== Provided records

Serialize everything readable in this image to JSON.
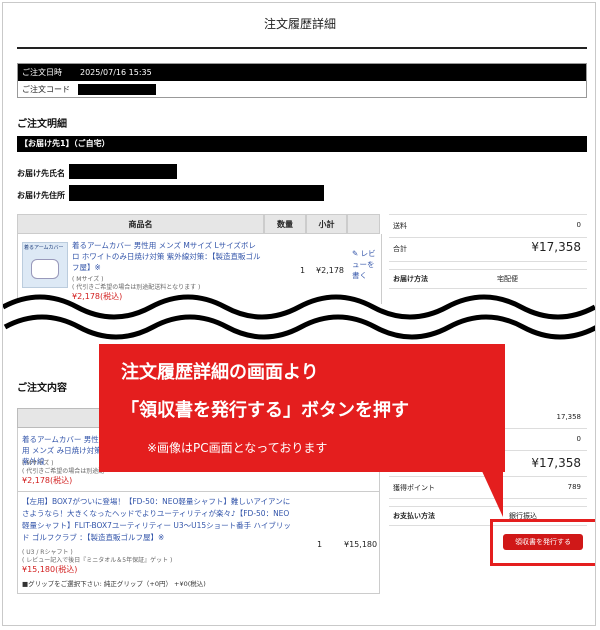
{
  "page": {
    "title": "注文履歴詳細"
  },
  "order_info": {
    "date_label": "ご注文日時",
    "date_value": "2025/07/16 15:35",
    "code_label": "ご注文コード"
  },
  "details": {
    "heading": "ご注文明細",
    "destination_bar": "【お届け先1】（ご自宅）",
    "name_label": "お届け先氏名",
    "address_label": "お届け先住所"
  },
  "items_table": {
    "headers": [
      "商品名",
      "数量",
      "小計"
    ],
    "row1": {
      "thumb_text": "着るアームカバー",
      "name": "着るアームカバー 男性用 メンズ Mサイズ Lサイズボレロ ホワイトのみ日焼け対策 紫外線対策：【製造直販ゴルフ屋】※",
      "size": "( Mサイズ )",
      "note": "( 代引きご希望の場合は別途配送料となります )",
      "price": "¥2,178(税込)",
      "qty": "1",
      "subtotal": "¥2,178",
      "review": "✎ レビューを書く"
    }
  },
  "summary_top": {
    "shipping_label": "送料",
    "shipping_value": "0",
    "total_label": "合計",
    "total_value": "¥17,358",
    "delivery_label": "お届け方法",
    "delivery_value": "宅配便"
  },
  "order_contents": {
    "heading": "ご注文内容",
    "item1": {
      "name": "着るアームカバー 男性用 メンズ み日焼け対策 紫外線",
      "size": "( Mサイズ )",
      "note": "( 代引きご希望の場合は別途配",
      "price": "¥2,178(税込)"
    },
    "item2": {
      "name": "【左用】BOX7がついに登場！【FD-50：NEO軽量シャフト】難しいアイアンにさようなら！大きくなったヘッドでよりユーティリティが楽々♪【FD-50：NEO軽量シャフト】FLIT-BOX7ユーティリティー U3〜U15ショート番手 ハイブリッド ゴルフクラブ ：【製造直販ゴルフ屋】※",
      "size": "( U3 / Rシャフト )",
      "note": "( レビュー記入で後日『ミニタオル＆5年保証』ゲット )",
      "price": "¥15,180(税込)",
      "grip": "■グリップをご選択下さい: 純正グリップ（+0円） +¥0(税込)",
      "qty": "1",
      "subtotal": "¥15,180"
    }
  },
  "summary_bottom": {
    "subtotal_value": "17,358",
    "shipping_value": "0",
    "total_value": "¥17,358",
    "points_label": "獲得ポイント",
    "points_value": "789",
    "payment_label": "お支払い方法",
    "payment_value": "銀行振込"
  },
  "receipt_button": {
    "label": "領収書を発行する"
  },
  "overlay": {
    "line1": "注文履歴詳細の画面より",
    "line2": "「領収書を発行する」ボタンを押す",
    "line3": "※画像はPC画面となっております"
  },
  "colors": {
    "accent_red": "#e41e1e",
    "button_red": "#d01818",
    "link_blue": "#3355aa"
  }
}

====
== Provided records

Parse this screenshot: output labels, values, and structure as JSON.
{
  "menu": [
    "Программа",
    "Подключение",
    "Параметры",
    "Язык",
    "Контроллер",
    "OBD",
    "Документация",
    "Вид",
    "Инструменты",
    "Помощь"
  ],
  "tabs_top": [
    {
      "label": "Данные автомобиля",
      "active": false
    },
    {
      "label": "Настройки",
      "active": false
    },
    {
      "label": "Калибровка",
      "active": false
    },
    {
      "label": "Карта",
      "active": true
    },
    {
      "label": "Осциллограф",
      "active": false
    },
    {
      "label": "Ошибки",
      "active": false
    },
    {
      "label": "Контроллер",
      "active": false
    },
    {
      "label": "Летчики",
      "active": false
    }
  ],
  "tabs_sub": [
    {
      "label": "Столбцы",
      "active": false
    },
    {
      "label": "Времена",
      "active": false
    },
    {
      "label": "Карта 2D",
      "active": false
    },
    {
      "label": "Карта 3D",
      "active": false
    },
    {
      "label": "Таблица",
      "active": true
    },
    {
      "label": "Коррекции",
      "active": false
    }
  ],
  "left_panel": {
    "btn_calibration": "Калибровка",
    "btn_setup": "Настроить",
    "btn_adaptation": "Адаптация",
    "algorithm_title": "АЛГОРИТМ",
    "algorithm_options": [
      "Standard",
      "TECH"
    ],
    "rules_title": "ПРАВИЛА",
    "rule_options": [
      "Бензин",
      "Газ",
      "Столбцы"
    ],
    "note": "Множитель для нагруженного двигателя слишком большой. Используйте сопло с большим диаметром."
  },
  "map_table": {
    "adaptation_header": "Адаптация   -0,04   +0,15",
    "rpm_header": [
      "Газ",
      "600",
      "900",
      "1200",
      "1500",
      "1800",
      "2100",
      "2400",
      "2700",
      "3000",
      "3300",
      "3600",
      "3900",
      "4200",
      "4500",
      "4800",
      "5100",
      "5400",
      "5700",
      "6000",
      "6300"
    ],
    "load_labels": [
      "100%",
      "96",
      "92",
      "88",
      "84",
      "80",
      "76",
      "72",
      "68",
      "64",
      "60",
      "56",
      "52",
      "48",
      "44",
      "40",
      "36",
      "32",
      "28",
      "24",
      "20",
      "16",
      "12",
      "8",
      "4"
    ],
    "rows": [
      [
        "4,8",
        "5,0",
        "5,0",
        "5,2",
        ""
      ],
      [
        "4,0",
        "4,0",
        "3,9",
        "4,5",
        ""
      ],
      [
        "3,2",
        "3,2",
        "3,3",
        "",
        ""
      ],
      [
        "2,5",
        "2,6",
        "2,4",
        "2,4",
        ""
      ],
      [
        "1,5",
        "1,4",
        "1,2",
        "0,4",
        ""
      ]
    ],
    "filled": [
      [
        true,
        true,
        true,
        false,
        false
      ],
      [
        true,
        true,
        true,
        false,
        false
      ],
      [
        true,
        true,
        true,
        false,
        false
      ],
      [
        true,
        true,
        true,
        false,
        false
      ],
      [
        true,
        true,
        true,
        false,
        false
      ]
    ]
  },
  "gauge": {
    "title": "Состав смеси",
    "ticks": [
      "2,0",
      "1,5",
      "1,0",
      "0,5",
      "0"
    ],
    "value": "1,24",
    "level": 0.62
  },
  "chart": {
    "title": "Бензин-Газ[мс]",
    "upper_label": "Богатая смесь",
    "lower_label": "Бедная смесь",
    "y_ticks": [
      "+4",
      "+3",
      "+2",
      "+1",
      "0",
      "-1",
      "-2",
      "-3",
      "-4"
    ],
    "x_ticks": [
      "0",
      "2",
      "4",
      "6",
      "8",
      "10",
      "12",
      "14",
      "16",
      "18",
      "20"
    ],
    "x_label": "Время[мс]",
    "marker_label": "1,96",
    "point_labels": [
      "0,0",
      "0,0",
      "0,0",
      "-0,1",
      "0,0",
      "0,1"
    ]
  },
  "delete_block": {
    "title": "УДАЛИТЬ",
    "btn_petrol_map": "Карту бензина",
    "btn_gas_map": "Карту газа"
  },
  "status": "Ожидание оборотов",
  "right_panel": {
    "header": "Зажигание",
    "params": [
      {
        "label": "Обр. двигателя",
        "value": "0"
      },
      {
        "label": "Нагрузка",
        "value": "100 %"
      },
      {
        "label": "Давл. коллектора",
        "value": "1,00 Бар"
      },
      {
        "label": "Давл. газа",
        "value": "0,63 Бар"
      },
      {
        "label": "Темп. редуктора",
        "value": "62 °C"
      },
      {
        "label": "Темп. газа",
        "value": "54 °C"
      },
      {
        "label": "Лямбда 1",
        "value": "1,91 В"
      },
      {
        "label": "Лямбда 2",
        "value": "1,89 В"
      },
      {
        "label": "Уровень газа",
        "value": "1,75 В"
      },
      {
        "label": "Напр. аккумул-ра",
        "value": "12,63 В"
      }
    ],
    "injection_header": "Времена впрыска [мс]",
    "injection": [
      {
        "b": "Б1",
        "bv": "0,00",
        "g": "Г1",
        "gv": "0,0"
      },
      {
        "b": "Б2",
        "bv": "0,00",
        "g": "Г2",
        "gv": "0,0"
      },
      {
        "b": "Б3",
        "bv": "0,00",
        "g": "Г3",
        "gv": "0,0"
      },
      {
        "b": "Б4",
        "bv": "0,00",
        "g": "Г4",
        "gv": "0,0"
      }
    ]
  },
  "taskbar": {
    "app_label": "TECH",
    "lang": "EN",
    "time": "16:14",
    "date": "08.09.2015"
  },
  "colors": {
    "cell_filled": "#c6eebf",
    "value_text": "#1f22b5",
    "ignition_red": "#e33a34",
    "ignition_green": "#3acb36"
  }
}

====
== Provided records

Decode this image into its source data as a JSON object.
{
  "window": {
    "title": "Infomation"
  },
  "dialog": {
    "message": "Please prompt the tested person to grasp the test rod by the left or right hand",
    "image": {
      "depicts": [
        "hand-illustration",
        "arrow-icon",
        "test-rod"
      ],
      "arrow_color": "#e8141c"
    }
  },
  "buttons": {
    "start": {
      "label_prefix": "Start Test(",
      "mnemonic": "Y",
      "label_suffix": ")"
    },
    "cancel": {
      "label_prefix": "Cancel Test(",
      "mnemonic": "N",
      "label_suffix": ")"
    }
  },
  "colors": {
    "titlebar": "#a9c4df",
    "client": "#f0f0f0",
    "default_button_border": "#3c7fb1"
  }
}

====

Where a line in the entries holds "製造直販ゴルフ屋", copy that line.

      "name": "着るアームカバー 男性用 メンズ Mサイズ Lサイズボレロ ホワイトのみ日焼け対策 紫外線対策：【製造直販ゴルフ屋】※",
      "name": "【左用】BOX7がついに登場！【FD-50：NEO軽量シャフト】難しいアイアンにさようなら！大きくなったヘッドでよりユーティリティが楽々♪【FD-50：NEO軽量シャフト】FLIT-BOX7ユーティリティー U3〜U15ショート番手 ハイブリッド ゴルフクラブ ：【製造直販ゴルフ屋】※",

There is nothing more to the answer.